WHAT THIS TASK INVOLVES -
Identify every line in the records below that contains the word "subtitle", and reproduce each one.
--- start INPUT DATA ---
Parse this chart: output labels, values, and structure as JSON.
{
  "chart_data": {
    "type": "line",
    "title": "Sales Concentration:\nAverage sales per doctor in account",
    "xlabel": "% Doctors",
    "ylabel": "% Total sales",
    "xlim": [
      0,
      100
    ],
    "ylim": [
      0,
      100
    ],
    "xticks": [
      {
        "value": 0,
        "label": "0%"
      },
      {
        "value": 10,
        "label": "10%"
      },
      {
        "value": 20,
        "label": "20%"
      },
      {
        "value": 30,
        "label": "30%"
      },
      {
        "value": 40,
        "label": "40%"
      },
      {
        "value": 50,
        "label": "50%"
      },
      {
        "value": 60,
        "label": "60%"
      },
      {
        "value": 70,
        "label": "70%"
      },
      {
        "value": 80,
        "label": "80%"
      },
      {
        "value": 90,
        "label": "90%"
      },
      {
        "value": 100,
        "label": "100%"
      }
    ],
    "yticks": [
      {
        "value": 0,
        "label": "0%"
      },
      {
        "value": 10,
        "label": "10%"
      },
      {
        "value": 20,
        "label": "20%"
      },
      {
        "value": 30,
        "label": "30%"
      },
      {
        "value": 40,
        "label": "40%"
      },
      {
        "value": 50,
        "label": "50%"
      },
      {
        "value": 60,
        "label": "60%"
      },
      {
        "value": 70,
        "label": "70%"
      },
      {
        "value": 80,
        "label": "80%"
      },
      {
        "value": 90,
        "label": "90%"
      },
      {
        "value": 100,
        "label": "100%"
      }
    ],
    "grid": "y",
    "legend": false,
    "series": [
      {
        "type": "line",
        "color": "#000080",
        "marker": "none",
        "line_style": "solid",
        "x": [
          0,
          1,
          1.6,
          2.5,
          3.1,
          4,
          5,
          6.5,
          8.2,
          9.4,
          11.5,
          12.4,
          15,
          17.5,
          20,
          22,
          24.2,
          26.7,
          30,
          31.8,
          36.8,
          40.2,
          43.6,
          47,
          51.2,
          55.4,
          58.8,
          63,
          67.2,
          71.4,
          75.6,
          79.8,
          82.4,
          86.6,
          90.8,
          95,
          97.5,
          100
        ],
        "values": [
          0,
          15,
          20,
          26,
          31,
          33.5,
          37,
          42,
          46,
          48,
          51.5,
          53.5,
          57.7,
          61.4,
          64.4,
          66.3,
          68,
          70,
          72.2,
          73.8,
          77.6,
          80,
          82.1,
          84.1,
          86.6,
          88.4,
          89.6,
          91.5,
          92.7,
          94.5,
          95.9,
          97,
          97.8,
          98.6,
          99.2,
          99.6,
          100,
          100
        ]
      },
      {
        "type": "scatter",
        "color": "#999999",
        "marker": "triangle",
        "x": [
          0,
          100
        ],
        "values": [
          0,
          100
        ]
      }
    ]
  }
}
--- end INPUT DATA ---
--- start INPUT DATA ---
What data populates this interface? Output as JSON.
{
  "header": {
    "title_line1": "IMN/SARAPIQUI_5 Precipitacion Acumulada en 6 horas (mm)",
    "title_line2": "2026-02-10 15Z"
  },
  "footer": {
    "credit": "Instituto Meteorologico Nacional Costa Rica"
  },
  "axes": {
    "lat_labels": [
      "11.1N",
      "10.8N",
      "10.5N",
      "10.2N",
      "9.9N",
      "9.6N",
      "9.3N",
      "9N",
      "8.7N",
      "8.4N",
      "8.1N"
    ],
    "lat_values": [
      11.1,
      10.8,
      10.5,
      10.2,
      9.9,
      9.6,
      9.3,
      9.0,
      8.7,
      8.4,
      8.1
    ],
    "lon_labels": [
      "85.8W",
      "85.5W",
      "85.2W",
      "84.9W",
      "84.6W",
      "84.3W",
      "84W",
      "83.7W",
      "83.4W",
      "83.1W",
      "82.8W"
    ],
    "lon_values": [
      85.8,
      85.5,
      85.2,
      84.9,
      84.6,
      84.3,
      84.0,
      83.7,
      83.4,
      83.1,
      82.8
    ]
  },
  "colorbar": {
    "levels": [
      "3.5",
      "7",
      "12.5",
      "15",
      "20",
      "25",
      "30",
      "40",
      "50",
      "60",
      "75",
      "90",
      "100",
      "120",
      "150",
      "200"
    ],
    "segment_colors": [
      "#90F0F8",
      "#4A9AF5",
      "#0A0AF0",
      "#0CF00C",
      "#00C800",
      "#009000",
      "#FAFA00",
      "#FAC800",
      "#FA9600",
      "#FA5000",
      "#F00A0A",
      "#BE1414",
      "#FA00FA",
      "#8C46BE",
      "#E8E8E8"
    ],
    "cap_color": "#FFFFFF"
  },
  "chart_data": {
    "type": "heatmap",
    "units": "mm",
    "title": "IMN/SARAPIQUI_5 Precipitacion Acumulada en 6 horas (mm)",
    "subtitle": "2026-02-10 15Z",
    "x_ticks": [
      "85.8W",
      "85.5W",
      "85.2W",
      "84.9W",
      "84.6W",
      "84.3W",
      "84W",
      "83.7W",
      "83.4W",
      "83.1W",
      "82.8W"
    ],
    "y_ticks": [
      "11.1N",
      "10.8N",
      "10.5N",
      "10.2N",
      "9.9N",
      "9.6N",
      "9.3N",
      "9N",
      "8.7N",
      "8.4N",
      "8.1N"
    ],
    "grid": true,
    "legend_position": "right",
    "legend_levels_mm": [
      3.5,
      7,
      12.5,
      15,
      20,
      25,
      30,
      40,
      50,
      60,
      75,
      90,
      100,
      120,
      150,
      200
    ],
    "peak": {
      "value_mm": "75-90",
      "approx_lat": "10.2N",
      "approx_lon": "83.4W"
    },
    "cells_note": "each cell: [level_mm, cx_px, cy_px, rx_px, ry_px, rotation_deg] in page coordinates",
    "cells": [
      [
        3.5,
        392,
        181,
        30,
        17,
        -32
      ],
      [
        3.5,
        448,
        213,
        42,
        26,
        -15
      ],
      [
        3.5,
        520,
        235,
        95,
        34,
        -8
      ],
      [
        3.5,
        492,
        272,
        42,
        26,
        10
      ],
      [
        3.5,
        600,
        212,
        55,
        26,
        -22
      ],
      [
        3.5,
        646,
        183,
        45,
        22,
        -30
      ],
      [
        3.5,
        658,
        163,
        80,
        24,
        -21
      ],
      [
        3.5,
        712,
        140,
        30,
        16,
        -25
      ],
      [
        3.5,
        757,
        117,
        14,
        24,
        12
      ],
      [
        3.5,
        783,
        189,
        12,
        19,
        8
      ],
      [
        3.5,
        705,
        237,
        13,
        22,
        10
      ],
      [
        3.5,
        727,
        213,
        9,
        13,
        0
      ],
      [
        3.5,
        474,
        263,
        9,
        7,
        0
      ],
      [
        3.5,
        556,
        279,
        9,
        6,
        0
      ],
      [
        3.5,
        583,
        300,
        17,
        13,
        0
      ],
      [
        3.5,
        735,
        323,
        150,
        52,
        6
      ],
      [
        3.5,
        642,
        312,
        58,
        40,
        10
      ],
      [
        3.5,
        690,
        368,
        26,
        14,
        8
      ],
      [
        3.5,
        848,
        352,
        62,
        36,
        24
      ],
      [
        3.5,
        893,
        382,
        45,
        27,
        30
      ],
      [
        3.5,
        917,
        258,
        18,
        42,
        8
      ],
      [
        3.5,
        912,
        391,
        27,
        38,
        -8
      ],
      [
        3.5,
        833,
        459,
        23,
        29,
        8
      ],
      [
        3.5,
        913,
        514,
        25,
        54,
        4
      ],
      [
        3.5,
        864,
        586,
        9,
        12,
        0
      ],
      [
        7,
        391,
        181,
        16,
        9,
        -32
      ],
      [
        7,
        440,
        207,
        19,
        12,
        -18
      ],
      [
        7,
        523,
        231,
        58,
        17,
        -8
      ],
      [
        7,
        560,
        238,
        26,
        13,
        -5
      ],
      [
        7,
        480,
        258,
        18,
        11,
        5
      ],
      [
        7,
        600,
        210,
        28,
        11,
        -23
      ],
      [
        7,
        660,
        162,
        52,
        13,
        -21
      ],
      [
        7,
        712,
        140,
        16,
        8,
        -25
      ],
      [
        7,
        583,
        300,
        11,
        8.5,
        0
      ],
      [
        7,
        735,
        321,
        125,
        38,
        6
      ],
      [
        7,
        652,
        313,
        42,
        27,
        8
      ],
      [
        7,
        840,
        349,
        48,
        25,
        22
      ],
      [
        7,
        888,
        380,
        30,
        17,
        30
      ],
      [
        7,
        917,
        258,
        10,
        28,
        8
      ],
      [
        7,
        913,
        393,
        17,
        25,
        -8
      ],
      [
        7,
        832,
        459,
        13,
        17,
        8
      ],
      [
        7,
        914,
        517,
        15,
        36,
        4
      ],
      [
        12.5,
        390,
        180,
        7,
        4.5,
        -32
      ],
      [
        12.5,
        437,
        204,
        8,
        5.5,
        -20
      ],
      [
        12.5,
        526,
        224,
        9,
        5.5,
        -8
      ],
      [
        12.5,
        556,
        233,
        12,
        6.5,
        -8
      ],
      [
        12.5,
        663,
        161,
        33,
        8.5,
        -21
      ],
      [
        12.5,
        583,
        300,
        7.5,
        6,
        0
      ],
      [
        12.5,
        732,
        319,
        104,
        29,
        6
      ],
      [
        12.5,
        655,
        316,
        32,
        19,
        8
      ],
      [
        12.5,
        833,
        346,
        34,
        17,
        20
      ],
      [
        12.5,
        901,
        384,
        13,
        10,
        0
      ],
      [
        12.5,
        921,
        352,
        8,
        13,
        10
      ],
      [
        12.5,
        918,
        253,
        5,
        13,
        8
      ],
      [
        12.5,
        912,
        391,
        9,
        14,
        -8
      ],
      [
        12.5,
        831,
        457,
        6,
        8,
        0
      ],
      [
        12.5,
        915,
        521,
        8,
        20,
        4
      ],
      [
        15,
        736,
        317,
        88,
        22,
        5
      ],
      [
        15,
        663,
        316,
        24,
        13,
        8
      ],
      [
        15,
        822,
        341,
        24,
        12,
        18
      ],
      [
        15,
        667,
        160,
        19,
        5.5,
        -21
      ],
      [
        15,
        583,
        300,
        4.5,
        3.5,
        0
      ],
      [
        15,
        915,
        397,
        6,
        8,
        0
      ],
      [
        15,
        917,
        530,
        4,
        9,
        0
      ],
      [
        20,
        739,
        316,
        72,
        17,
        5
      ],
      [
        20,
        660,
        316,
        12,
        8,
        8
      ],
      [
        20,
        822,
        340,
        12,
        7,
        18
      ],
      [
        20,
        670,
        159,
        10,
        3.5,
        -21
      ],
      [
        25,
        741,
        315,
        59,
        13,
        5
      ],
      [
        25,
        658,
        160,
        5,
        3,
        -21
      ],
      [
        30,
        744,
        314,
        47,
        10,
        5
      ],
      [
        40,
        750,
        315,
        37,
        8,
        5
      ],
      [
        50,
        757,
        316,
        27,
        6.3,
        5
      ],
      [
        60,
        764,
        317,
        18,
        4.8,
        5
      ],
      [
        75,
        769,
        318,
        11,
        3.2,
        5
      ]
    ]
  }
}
--- end INPUT DATA ---
--- start INPUT DATA ---
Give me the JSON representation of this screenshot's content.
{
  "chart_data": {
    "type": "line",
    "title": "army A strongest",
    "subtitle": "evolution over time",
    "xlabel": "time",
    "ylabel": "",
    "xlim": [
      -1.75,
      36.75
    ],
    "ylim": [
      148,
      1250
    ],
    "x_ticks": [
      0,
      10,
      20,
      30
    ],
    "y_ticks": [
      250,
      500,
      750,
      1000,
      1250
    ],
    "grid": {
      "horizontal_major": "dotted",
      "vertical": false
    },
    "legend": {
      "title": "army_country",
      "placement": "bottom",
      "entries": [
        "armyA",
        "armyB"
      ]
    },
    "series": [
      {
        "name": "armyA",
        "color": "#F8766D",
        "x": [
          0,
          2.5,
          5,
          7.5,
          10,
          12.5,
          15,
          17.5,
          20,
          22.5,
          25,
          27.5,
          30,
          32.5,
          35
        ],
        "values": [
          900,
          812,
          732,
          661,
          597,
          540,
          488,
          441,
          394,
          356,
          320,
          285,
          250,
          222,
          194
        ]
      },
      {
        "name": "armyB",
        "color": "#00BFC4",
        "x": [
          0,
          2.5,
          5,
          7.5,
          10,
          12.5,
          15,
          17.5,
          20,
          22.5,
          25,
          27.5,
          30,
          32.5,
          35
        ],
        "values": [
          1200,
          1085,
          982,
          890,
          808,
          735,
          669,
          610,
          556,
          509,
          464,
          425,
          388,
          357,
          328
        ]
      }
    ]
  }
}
--- end INPUT DATA ---
TASK OUTPUT -
    "subtitle": "2026-02-10 15Z",
    "subtitle": "evolution over time",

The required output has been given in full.